Dataset entries on figures
......

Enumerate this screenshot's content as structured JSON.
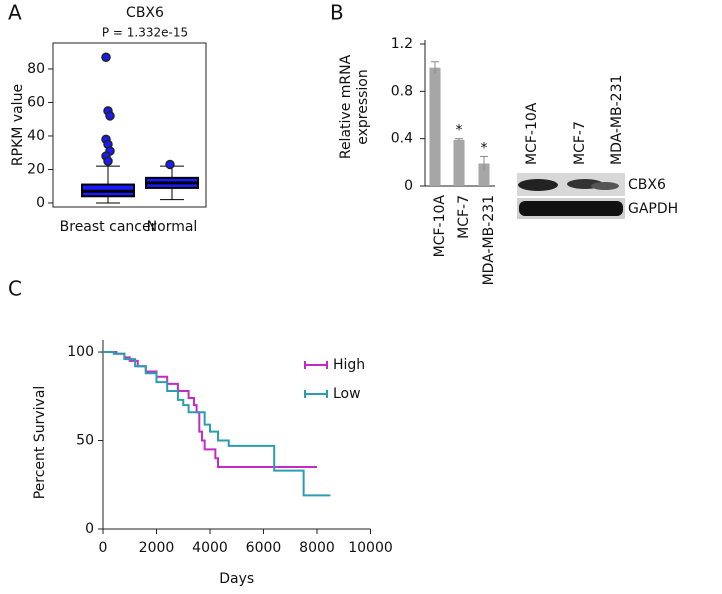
{
  "chart_data": [
    {
      "type": "box",
      "panel": "A",
      "title": "CBX6",
      "subtitle": "P = 1.332e-15",
      "ylabel": "RPKM value",
      "categories": [
        "Breast cancer",
        "Normal"
      ],
      "boxes": [
        {
          "whislo": 0,
          "q1": 4,
          "med": 7,
          "q3": 11,
          "whishi": 22,
          "fliers": [
            87,
            55,
            52,
            38,
            35,
            31,
            28,
            25
          ]
        },
        {
          "whislo": 2,
          "q1": 9,
          "med": 12,
          "q3": 15,
          "whishi": 22,
          "fliers": [
            23
          ]
        }
      ],
      "color": "#1a1aff",
      "ylim": [
        -2.4,
        95.5
      ],
      "yticks": [
        0,
        20,
        40,
        60,
        80
      ]
    },
    {
      "type": "bar",
      "panel": "B",
      "ylabel": [
        "Relative mRNA",
        "expression"
      ],
      "categories": [
        "MCF-10A",
        "MCF-7",
        "MDA-MB-231"
      ],
      "values": [
        1.0,
        0.39,
        0.19
      ],
      "errors": [
        0.05,
        0.01,
        0.06
      ],
      "annotations": [
        null,
        "*",
        "*"
      ],
      "color": "#a6a6a6",
      "ylim": [
        0,
        1.2
      ],
      "yticks": [
        0,
        0.4,
        0.8,
        1.2
      ],
      "blot_bands": [
        "CBX6",
        "GAPDH"
      ]
    },
    {
      "type": "line",
      "panel": "C",
      "xlabel": "Days",
      "ylabel": "Percent Survival",
      "series": [
        {
          "name": "High",
          "color": "#c42bc4",
          "x": [
            0,
            300,
            500,
            800,
            1000,
            1300,
            1600,
            2000,
            2400,
            2800,
            3200,
            3400,
            3500,
            3600,
            3700,
            3800,
            4200,
            4300,
            8000
          ],
          "values": [
            100,
            100,
            99,
            97,
            95,
            92,
            89,
            86,
            82,
            78,
            74,
            70,
            66,
            55,
            50,
            45,
            40,
            35,
            35
          ]
        },
        {
          "name": "Low",
          "color": "#2a9db0",
          "x": [
            0,
            400,
            800,
            1200,
            1600,
            2000,
            2400,
            2800,
            3000,
            3200,
            3800,
            4000,
            4300,
            4700,
            6300,
            6400,
            7400,
            7500,
            8500
          ],
          "values": [
            100,
            99,
            96,
            92,
            88,
            83,
            78,
            73,
            70,
            66,
            59,
            55,
            50,
            47,
            47,
            33,
            33,
            19,
            19
          ]
        }
      ],
      "xlim": [
        0,
        10000
      ],
      "xticks": [
        0,
        2000,
        4000,
        6000,
        8000,
        10000
      ],
      "ylim": [
        0,
        106.8
      ],
      "yticks": [
        0,
        50,
        100
      ],
      "legend": "upper right"
    }
  ]
}
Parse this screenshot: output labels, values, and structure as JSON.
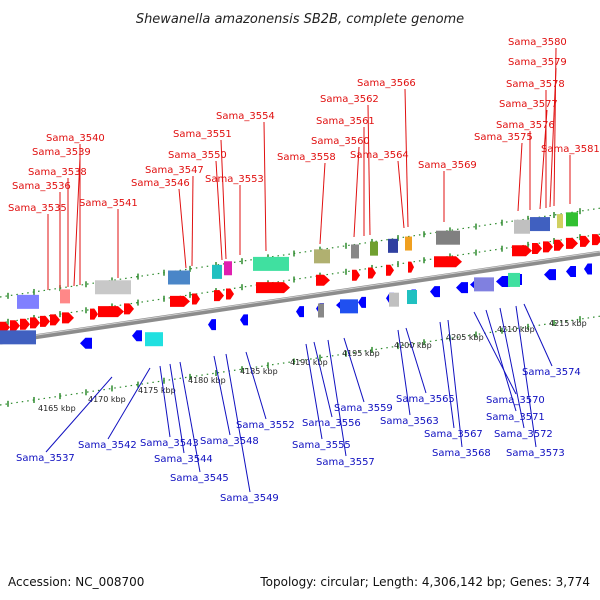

......

» **Work to be completed**
A verbatim reproduction of each entry is expected, with every picture omitted.

» **Completed task**
Enumerate this screenshot's content as structured JSON.
{
  "chart_data": [
    {
      "type": "box",
      "panel": "A",
      "title": "CBX6",
      "subtitle": "P = 1.332e-15",
      "ylabel": "RPKM value",
      "categories": [
        "Breast cancer",
        "Normal"
      ],
      "boxes": [
        {
          "whislo": 0,
          "q1": 4,
          "med": 7,
          "q3": 11,
          "whishi": 22,
          "fliers": [
            87,
            55,
            52,
            38,
            35,
            31,
            28,
            25
          ]
        },
        {
          "whislo": 2,
          "q1": 9,
          "med": 12,
          "q3": 15,
          "whishi": 22,
          "fliers": [
            23
          ]
        }
      ],
      "color": "#1a1aff",
      "ylim": [
        -2.4,
        95.5
      ],
      "yticks": [
        0,
        20,
        40,
        60,
        80
      ]
    },
    {
      "type": "bar",
      "panel": "B",
      "ylabel": [
        "Relative mRNA",
        "expression"
      ],
      "categories": [
        "MCF-10A",
        "MCF-7",
        "MDA-MB-231"
      ],
      "values": [
        1.0,
        0.39,
        0.19
      ],
      "errors": [
        0.05,
        0.01,
        0.06
      ],
      "annotations": [
        null,
        "*",
        "*"
      ],
      "color": "#a6a6a6",
      "ylim": [
        0,
        1.2
      ],
      "yticks": [
        0,
        0.4,
        0.8,
        1.2
      ],
      "blot_bands": [
        "CBX6",
        "GAPDH"
      ]
    },
    {
      "type": "line",
      "panel": "C",
      "xlabel": "Days",
      "ylabel": "Percent Survival",
      "series": [
        {
          "name": "High",
          "color": "#c42bc4",
          "x": [
            0,
            300,
            500,
            800,
            1000,
            1300,
            1600,
            2000,
            2400,
            2800,
            3200,
            3400,
            3500,
            3600,
            3700,
            3800,
            4200,
            4300,
            8000
          ],
          "values": [
            100,
            100,
            99,
            97,
            95,
            92,
            89,
            86,
            82,
            78,
            74,
            70,
            66,
            55,
            50,
            45,
            40,
            35,
            35
          ]
        },
        {
          "name": "Low",
          "color": "#2a9db0",
          "x": [
            0,
            400,
            800,
            1200,
            1600,
            2000,
            2400,
            2800,
            3000,
            3200,
            3800,
            4000,
            4300,
            4700,
            6300,
            6400,
            7400,
            7500,
            8500
          ],
          "values": [
            100,
            99,
            96,
            92,
            88,
            83,
            78,
            73,
            70,
            66,
            59,
            55,
            50,
            47,
            47,
            33,
            33,
            19,
            19
          ]
        }
      ],
      "xlim": [
        0,
        10000
      ],
      "xticks": [
        0,
        2000,
        4000,
        6000,
        8000,
        10000
      ],
      "ylim": [
        0,
        106.8
      ],
      "yticks": [
        0,
        50,
        100
      ],
      "legend": "upper right"
    }
  ]
}
Parse this screenshot: output labels, values, and structure as JSON.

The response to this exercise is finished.